Output each entry below as it stands, leaving out every picture.

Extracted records
++++++++++

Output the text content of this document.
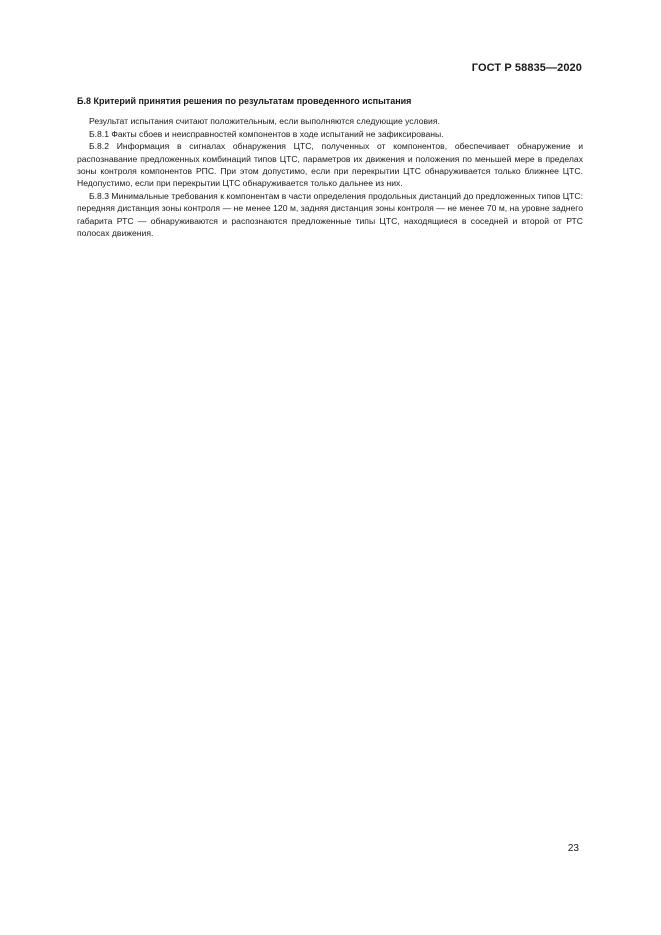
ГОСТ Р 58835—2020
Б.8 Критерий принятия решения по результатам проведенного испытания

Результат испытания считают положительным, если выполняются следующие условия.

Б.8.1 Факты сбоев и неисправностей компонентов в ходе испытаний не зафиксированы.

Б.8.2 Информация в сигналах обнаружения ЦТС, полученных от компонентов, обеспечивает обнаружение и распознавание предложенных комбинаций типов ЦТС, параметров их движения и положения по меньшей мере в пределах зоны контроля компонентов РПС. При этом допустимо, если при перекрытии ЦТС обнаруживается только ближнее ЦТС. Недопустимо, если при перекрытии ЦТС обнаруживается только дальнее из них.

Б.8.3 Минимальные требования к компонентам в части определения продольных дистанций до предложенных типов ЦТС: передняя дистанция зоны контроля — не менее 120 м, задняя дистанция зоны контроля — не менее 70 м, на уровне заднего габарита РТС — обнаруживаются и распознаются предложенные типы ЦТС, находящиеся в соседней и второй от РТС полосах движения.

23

++++++++++

• [Task result]:
Output the text content of this document.
ГОСТ Р 58835—2020
Б.8 Критерий принятия решения по результатам проведенного испытания

Результат испытания считают положительным, если выполняются следующие условия.

Б.8.1 Факты сбоев и неисправностей компонентов в ходе испытаний не зафиксированы.

Б.8.2 Информация в сигналах обнаружения ЦТС, полученных от компонентов, обеспечивает обнаружение и распознавание предложенных комбинаций типов ЦТС, параметров их движения и положения по меньшей мере в пределах зоны контроля компонентов РПС. При этом допустимо, если при перекрытии ЦТС обнаруживается только ближнее ЦТС. Недопустимо, если при перекрытии ЦТС обнаруживается только дальнее из них.

Б.8.3 Минимальные требования к компонентам в части определения продольных дистанций до предложенных типов ЦТС: передняя дистанция зоны контроля — не менее 120 м, задняя дистанция зоны контроля — не менее 70 м, на уровне заднего габарита РТС — обнаруживаются и распознаются предложенные типы ЦТС, находящиеся в соседней и второй от РТС полосах движения.

23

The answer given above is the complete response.